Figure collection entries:
= = =

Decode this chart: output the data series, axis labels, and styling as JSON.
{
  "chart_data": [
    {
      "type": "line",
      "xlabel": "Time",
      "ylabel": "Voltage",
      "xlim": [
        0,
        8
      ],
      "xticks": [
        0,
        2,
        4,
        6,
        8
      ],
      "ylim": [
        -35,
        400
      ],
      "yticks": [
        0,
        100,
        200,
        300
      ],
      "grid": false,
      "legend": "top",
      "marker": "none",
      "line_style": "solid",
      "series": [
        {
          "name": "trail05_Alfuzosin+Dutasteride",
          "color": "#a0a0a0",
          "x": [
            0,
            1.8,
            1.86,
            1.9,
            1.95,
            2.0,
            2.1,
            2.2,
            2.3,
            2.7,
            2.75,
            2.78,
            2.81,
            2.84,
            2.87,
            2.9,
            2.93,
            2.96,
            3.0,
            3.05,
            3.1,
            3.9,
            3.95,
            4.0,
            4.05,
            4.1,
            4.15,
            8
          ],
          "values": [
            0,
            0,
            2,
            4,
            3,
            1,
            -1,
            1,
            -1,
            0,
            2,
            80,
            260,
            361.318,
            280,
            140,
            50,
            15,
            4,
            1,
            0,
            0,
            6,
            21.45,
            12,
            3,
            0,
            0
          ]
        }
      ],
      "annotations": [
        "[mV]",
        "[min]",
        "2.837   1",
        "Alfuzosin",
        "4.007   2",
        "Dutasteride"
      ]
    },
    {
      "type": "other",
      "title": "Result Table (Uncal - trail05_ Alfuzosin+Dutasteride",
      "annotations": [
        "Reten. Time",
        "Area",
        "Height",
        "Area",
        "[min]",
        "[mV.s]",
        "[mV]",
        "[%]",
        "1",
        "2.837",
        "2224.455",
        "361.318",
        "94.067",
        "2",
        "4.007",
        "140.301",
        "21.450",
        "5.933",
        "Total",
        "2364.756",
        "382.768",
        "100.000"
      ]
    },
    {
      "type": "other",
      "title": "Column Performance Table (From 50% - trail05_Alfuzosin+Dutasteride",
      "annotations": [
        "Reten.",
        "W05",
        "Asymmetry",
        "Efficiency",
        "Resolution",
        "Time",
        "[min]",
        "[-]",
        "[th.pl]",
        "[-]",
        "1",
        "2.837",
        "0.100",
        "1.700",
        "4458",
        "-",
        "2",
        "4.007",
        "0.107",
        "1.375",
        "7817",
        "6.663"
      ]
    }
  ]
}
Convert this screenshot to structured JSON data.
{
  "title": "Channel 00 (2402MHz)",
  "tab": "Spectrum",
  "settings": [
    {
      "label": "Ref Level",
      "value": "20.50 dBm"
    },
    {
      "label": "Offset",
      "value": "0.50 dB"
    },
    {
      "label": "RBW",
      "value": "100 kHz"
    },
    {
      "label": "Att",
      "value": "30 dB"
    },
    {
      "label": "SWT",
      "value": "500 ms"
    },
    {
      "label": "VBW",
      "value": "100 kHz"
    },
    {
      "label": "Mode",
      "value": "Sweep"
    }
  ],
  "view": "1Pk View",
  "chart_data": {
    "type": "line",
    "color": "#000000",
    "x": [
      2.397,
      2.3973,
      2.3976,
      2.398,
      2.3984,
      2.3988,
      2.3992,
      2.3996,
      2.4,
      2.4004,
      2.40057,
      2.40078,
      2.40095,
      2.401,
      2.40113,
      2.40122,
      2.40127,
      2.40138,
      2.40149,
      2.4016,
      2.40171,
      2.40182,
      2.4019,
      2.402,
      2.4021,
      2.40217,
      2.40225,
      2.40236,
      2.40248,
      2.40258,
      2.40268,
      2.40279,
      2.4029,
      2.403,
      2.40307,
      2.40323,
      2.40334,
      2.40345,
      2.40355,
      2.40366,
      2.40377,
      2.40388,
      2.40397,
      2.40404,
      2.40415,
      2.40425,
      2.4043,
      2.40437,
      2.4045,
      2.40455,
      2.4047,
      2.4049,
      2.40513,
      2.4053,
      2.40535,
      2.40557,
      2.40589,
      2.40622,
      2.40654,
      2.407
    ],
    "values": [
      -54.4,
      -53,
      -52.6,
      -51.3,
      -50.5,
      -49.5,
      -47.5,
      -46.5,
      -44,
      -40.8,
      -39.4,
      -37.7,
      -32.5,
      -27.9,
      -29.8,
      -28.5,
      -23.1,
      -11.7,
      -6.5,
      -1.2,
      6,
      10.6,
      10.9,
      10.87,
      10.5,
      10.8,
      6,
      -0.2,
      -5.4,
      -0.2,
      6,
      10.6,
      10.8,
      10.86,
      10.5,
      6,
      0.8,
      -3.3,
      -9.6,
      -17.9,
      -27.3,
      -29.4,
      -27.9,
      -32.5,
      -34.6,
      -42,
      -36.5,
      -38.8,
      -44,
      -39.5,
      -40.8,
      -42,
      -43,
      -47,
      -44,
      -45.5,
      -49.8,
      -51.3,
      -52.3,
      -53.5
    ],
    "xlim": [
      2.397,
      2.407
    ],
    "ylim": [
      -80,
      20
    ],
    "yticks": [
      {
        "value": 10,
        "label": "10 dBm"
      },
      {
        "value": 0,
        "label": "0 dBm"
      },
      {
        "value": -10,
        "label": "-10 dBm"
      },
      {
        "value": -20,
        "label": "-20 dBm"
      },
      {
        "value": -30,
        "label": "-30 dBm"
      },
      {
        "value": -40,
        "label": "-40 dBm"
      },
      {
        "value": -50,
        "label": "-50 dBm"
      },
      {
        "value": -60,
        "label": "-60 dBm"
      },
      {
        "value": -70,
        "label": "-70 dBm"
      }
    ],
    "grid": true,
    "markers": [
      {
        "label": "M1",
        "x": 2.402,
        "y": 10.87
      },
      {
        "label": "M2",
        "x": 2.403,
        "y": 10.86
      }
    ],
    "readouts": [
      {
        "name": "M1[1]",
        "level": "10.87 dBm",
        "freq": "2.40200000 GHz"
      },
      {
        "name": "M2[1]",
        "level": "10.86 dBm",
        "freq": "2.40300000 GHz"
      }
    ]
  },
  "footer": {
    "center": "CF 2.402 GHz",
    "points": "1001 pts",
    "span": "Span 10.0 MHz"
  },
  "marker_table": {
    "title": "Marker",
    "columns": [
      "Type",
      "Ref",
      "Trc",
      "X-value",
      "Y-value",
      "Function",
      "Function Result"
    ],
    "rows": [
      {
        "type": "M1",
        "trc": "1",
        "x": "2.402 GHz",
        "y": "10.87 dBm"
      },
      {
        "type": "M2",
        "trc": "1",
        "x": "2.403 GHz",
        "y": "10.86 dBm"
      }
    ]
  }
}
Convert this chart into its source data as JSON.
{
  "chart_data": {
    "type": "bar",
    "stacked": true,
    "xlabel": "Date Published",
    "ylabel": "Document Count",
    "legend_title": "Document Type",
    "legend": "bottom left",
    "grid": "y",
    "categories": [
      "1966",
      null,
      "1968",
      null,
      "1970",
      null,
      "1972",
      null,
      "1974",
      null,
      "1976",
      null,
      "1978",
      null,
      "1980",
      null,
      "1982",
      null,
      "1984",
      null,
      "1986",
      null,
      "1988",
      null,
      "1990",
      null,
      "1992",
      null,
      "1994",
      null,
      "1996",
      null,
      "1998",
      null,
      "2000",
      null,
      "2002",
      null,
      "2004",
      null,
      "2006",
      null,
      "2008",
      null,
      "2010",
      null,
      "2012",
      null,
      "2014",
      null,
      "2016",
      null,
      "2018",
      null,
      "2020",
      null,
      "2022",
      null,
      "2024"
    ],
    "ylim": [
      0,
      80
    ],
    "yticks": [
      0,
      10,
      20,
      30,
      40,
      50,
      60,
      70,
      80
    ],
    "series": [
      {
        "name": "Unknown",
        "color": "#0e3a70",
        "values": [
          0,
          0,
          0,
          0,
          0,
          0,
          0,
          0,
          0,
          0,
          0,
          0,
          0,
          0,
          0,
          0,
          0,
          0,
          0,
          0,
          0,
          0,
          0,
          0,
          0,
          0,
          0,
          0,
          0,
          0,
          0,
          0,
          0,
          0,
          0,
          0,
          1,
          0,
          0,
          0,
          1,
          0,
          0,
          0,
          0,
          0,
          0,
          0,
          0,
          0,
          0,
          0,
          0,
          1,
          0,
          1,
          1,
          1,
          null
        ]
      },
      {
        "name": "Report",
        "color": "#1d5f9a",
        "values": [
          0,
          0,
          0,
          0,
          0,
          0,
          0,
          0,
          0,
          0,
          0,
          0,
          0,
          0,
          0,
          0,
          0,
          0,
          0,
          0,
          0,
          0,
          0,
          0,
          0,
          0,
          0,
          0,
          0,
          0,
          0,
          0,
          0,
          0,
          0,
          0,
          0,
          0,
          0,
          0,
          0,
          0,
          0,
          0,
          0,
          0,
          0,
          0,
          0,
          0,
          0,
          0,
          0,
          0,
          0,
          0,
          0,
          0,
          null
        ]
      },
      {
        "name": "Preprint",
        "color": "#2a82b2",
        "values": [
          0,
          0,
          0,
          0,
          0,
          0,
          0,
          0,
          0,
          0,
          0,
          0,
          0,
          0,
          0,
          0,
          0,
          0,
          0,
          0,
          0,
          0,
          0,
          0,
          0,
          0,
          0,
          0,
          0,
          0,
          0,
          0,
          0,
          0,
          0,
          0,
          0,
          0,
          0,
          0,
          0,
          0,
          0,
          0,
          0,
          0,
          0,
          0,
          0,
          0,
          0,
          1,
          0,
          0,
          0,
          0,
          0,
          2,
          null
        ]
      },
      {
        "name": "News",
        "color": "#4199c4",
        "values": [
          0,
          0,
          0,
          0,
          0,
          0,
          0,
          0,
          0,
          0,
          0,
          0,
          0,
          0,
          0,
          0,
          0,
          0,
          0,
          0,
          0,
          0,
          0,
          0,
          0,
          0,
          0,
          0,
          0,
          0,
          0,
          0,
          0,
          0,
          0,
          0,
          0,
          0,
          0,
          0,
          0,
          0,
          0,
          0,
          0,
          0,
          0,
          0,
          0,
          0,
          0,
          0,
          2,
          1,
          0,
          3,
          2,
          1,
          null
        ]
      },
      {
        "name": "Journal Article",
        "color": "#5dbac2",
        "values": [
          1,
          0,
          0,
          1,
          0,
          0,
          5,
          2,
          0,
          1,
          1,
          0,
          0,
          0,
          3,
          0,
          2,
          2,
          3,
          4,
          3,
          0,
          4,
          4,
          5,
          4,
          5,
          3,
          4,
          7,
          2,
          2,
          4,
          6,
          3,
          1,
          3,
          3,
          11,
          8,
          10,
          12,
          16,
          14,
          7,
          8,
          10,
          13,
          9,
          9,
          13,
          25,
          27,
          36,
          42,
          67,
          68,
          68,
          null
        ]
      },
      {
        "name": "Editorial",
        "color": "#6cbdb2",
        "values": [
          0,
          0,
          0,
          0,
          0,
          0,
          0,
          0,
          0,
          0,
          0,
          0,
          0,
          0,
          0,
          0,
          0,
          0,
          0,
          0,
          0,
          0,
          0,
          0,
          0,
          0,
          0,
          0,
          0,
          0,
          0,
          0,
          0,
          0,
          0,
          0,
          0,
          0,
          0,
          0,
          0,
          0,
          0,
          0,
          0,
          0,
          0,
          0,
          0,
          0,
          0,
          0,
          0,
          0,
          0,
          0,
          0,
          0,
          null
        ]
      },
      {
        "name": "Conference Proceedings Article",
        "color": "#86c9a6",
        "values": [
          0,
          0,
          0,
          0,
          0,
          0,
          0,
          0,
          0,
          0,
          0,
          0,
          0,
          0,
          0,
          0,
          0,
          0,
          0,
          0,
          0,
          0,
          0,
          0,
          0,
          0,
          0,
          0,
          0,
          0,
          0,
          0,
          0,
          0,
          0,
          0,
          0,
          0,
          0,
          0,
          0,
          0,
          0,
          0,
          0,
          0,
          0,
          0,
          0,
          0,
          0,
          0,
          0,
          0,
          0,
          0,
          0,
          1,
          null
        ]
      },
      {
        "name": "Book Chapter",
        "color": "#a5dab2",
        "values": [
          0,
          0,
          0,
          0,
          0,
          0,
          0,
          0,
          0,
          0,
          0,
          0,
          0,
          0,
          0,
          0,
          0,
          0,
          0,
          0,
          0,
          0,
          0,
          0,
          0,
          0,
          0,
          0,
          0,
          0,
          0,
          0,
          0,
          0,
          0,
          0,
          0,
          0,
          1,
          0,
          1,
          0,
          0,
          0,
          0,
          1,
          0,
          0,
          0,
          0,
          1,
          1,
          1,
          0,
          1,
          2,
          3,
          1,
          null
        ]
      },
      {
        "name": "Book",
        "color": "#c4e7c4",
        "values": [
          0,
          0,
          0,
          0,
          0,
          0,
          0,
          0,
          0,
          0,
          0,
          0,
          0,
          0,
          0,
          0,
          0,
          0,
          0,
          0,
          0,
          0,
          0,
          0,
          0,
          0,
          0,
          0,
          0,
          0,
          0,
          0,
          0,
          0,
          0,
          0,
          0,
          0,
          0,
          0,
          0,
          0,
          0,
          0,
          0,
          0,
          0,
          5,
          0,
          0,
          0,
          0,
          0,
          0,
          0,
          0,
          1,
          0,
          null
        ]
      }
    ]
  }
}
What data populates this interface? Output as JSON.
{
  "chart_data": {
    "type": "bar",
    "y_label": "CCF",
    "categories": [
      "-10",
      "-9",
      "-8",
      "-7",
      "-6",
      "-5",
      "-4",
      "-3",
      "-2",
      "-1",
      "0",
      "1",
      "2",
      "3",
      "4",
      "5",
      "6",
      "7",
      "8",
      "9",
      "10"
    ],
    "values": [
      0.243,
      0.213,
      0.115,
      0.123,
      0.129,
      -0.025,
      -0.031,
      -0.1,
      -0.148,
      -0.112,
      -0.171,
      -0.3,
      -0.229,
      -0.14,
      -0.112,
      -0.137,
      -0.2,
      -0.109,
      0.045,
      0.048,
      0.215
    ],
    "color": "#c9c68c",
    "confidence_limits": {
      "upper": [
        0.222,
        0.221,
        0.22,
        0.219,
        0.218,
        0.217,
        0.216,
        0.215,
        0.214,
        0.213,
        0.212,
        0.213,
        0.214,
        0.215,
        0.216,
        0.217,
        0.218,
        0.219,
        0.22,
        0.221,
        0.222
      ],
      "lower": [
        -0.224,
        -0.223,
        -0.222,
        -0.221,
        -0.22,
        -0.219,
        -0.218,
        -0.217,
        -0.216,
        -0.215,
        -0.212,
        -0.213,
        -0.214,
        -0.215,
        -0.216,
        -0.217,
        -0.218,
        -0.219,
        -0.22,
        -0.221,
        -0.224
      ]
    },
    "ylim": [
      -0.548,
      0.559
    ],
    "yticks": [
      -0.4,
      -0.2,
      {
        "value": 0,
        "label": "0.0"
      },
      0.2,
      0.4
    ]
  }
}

= = =

*Short task:* Give only the number of lines in the data that hold the string "color".

*Task answer:* 12